▶ **Estratto selezionato**:
****************
Ogni strato è allo stesso tempo un circuito culturale – turistico – scientifico, come dire un mondo, e anche un vero e proprio brand da diffondere.

Iniziamo dalla torta più piccola: Viterbo.

Lo strato più antico è anche il più potente mediaticamente, non stiamo qui a spiegare il perché. E’ lo strato degli Etruschi e dei popoli preestruschi. Se avessimo avuto una classe dirigente seria, solo su questo strato si poteva costruire una intera economia, non è andata così. Viterbo vanta due necropoli etrusche rupestri di una bellezza imbarazzante, il museo nazionale… e molto altro.  Un esempio? Le meravigliose tagliate etrusche che segnano tutto il nostro territorio. Una nostra tagliata varrebbe un viaggio da Londra..

Subito dopo viene un altro pezzo forte e più classico: la città medioevale delle fontane, delle torri e dei profferli. Con tre o quattro monumenti centrali. A partire dalle mura castellane. E poi Santa Maria Nuova, piazza San Lorenzo, piazza San Pellegrino. Ma anche il brulichio di vie medioevali dei quartieri San Pellegrino e Pianoscarano… o il delizioso borgo di  Bagnaia. Tutta roba che sul mercato turistico – culturale vale oro.

Andiamo oltre: la città dei papi. Vecchio brand che fino a poco tempo fa poteva sembrare usurato, ma che ora con papa Francesco, che sul piano mediatico turistico tira come un uragano, deve riessere usato a piene mani. Non spieghiamo come, ma un centinaio di idee le abbiamo.

Ora andiamo un po’ più in fretta.

Quarto strato: la città rinascimentale e barocca. Basti pensare a Villa Lante.

Quinto: la città delle macchine portate a spalla. A Viterbo oltre alla macchina di Santa Rosa, c’è quella di Santa Maria Liberatrice, seicentesca e bellissima, e ci sono svariati trasporti dalla Madonna del Carmelo al Santissimo Salvatore. E poi ci sono state macchine da recuperare sparite nei meandri della storia. O le minimacchine…

Sesto strato: la città dei sapori. Basta ricordare: l’acquacotta, la susanella, i maccheroni con le noci, la pizza di pasqua e sua eccellenza la porchetta, portata col vino Est, Est, Est, alle olimpiadi di Monaco. Insomma sapori che fanno la storia e che non possono essere dimenticati.
****************
▶ **Dati forniti**:
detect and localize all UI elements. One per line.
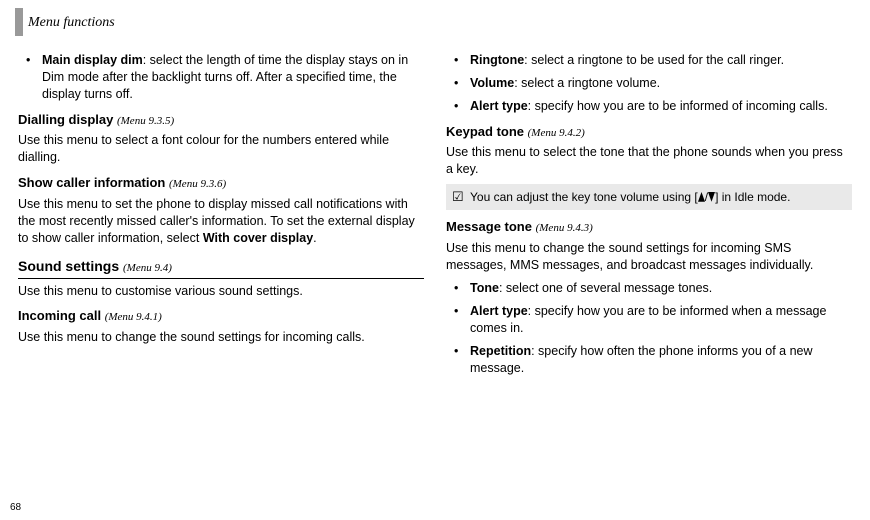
heading-text: Keypad tone xyxy=(446,124,524,139)
bullet-body: Alert type: specify how you are to be in… xyxy=(470,303,852,337)
heading-keypad-tone: Keypad tone (Menu 9.4.2) xyxy=(446,123,852,141)
bullet-mark: • xyxy=(454,303,470,337)
heading-dialling-display: Dialling display (Menu 9.3.5) xyxy=(18,111,424,129)
bullet-term: Alert type xyxy=(470,99,528,113)
bullet-body: Repetition: specify how often the phone … xyxy=(470,343,852,377)
heading-text: Sound settings xyxy=(18,258,119,274)
left-column: • Main display dim: select the length of… xyxy=(18,52,424,382)
header-accent-bar xyxy=(15,8,23,36)
list-item: • Main display dim: select the length of… xyxy=(18,52,424,103)
menu-ref: (Menu 9.4.1) xyxy=(105,311,162,323)
para-part-b: . xyxy=(313,231,316,245)
list-item: • Alert type: specify how you are to be … xyxy=(446,98,852,115)
heading-text: Show caller information xyxy=(18,175,165,190)
bullet-rest: : select a ringtone to be used for the c… xyxy=(524,53,784,67)
menu-ref: (Menu 9.4.3) xyxy=(536,222,593,234)
note-text-c: ] in Idle mode. xyxy=(715,190,790,204)
bullet-term: Volume xyxy=(470,76,514,90)
note-body: You can adjust the key tone volume using… xyxy=(470,189,846,205)
bullet-mark: • xyxy=(454,343,470,377)
bullet-mark: • xyxy=(454,98,470,115)
bullet-mark: • xyxy=(454,280,470,297)
heading-sound-settings: Sound settings (Menu 9.4) xyxy=(18,257,424,279)
bullet-body: Volume: select a ringtone volume. xyxy=(470,75,852,92)
bullet-mark: • xyxy=(454,52,470,69)
para-dialling: Use this menu to select a font colour fo… xyxy=(18,132,424,166)
list-item: • Alert type: specify how you are to be … xyxy=(446,303,852,337)
bullet-body: Tone: select one of several message tone… xyxy=(470,280,852,297)
list-item: • Tone: select one of several message to… xyxy=(446,280,852,297)
para-show-caller: Use this menu to set the phone to displa… xyxy=(18,196,424,247)
heading-incoming-call: Incoming call (Menu 9.4.1) xyxy=(18,307,424,325)
list-item: • Volume: select a ringtone volume. xyxy=(446,75,852,92)
volume-down-icon xyxy=(708,192,715,202)
checkmark-icon: ☑ xyxy=(452,189,470,203)
bullet-body: Alert type: specify how you are to be in… xyxy=(470,98,852,115)
right-column: • Ringtone: select a ringtone to be used… xyxy=(446,52,852,382)
bullet-body: Ringtone: select a ringtone to be used f… xyxy=(470,52,852,69)
note-text-a: You can adjust the key tone volume using… xyxy=(470,190,698,204)
menu-ref: (Menu 9.3.6) xyxy=(169,178,226,190)
with-cover-display-label: With cover display xyxy=(203,231,313,245)
bullet-term: Tone xyxy=(470,281,499,295)
list-item: • Ringtone: select a ringtone to be used… xyxy=(446,52,852,69)
heading-show-caller: Show caller information (Menu 9.3.6) xyxy=(18,174,424,192)
para-sound-settings: Use this menu to customise various sound… xyxy=(18,283,424,300)
page-number: 68 xyxy=(10,501,21,515)
heading-message-tone: Message tone (Menu 9.4.3) xyxy=(446,218,852,236)
content-columns: • Main display dim: select the length of… xyxy=(18,52,852,382)
note-box: ☑ You can adjust the key tone volume usi… xyxy=(446,184,852,210)
para-keypad-tone: Use this menu to select the tone that th… xyxy=(446,144,852,178)
menu-ref: (Menu 9.4) xyxy=(123,262,172,274)
bullet-term: Ringtone xyxy=(470,53,524,67)
menu-ref: (Menu 9.4.2) xyxy=(528,127,585,139)
heading-text: Dialling display xyxy=(18,112,113,127)
bullet-term: Repetition xyxy=(470,344,531,358)
para-incoming-call: Use this menu to change the sound settin… xyxy=(18,329,424,346)
bullet-rest: : specify how you are to be informed of … xyxy=(528,99,828,113)
heading-text: Incoming call xyxy=(18,308,101,323)
bullet-mark: • xyxy=(26,52,42,103)
bullet-term: Alert type xyxy=(470,304,528,318)
bullet-rest: : select a ringtone volume. xyxy=(514,76,660,90)
para-message-tone: Use this menu to change the sound settin… xyxy=(446,240,852,274)
menu-ref: (Menu 9.3.5) xyxy=(117,115,174,127)
bullet-term: Main display dim xyxy=(42,53,143,67)
list-item: • Repetition: specify how often the phon… xyxy=(446,343,852,377)
bullet-body: Main display dim: select the length of t… xyxy=(42,52,424,103)
heading-text: Message tone xyxy=(446,219,532,234)
bullet-mark: • xyxy=(454,75,470,92)
volume-up-icon xyxy=(698,192,705,202)
page-header-title: Menu functions xyxy=(28,14,115,33)
bullet-rest: : select one of several message tones. xyxy=(499,281,712,295)
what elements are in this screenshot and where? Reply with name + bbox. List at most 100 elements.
****************
▶ **Esercizio assegnato**: Modifica il brano su Viterbo nel tratto compreso tra "Andiamo oltre: la città" e "idee le abbiamo.", estremi inclusi, sostituendo "uragano" con "ciclone", e riporta quel tratto per intero. Le voci riportate non servono per svolgere il compito.

▶ **Risposta all'esercizio**:
Andiamo oltre: la città dei papi. Vecchio brand che fino a poco tempo fa poteva sembrare usurato, ma che ora con papa Francesco, che sul piano mediatico turistico tira come un ciclone, deve riessere usato a piene mani. Non spieghiamo come, ma un centinaio di idee le abbiamo.